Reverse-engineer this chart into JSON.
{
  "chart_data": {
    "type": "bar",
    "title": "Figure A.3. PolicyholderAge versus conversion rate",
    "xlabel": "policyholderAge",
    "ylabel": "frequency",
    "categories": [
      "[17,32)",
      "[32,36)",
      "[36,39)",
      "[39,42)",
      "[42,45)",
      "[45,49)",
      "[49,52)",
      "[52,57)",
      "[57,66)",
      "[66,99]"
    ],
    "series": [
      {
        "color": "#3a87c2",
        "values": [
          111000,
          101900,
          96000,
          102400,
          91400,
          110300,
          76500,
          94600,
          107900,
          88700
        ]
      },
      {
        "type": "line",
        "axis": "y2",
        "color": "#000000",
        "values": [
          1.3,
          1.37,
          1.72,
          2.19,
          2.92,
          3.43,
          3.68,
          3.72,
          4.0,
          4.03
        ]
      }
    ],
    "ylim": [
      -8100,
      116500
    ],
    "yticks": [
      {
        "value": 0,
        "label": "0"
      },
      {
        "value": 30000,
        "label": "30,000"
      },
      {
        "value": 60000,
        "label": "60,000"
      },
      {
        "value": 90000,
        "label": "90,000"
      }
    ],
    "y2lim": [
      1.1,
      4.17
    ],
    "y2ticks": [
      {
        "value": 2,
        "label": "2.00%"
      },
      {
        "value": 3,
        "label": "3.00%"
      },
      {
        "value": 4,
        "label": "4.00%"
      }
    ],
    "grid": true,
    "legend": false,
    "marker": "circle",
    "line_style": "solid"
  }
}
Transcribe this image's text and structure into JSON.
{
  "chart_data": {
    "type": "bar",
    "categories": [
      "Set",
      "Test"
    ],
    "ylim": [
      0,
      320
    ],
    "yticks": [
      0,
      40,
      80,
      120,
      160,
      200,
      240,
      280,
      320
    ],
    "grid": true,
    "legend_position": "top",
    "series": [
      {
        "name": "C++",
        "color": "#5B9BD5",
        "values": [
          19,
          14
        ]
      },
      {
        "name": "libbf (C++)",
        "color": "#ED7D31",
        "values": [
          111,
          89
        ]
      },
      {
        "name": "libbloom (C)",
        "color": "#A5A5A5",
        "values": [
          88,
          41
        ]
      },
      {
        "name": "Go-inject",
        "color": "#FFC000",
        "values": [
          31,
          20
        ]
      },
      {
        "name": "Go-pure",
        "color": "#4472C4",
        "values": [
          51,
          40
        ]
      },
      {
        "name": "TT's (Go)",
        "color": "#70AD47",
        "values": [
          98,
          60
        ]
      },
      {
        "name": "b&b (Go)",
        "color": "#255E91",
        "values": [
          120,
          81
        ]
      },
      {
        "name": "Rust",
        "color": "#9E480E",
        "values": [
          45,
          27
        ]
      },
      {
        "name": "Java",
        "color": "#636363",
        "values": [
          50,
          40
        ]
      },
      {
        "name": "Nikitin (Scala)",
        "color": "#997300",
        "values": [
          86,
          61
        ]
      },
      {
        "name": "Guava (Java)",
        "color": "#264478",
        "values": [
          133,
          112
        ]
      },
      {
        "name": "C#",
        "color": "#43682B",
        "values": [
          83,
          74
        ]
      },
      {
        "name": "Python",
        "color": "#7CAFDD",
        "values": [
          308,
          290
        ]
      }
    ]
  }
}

**Exercise**. Take the records above and return them exactly as written.

**Correct result**.
Reverse-engineer this chart into JSON.
{
  "chart_data": {
    "type": "bar",
    "title": "Figure A.3. PolicyholderAge versus conversion rate",
    "xlabel": "policyholderAge",
    "ylabel": "frequency",
    "categories": [
      "[17,32)",
      "[32,36)",
      "[36,39)",
      "[39,42)",
      "[42,45)",
      "[45,49)",
      "[49,52)",
      "[52,57)",
      "[57,66)",
      "[66,99]"
    ],
    "series": [
      {
        "color": "#3a87c2",
        "values": [
          111000,
          101900,
          96000,
          102400,
          91400,
          110300,
          76500,
          94600,
          107900,
          88700
        ]
      },
      {
        "type": "line",
        "axis": "y2",
        "color": "#000000",
        "values": [
          1.3,
          1.37,
          1.72,
          2.19,
          2.92,
          3.43,
          3.68,
          3.72,
          4.0,
          4.03
        ]
      }
    ],
    "ylim": [
      -8100,
      116500
    ],
    "yticks": [
      {
        "value": 0,
        "label": "0"
      },
      {
        "value": 30000,
        "label": "30,000"
      },
      {
        "value": 60000,
        "label": "60,000"
      },
      {
        "value": 90000,
        "label": "90,000"
      }
    ],
    "y2lim": [
      1.1,
      4.17
    ],
    "y2ticks": [
      {
        "value": 2,
        "label": "2.00%"
      },
      {
        "value": 3,
        "label": "3.00%"
      },
      {
        "value": 4,
        "label": "4.00%"
      }
    ],
    "grid": true,
    "legend": false,
    "marker": "circle",
    "line_style": "solid"
  }
}
Transcribe this image's text and structure into JSON.
{
  "chart_data": {
    "type": "bar",
    "categories": [
      "Set",
      "Test"
    ],
    "ylim": [
      0,
      320
    ],
    "yticks": [
      0,
      40,
      80,
      120,
      160,
      200,
      240,
      280,
      320
    ],
    "grid": true,
    "legend_position": "top",
    "series": [
      {
        "name": "C++",
        "color": "#5B9BD5",
        "values": [
          19,
          14
        ]
      },
      {
        "name": "libbf (C++)",
        "color": "#ED7D31",
        "values": [
          111,
          89
        ]
      },
      {
        "name": "libbloom (C)",
        "color": "#A5A5A5",
        "values": [
          88,
          41
        ]
      },
      {
        "name": "Go-inject",
        "color": "#FFC000",
        "values": [
          31,
          20
        ]
      },
      {
        "name": "Go-pure",
        "color": "#4472C4",
        "values": [
          51,
          40
        ]
      },
      {
        "name": "TT's (Go)",
        "color": "#70AD47",
        "values": [
          98,
          60
        ]
      },
      {
        "name": "b&b (Go)",
        "color": "#255E91",
        "values": [
          120,
          81
        ]
      },
      {
        "name": "Rust",
        "color": "#9E480E",
        "values": [
          45,
          27
        ]
      },
      {
        "name": "Java",
        "color": "#636363",
        "values": [
          50,
          40
        ]
      },
      {
        "name": "Nikitin (Scala)",
        "color": "#997300",
        "values": [
          86,
          61
        ]
      },
      {
        "name": "Guava (Java)",
        "color": "#264478",
        "values": [
          133,
          112
        ]
      },
      {
        "name": "C#",
        "color": "#43682B",
        "values": [
          83,
          74
        ]
      },
      {
        "name": "Python",
        "color": "#7CAFDD",
        "values": [
          308,
          290
        ]
      }
    ]
  }
}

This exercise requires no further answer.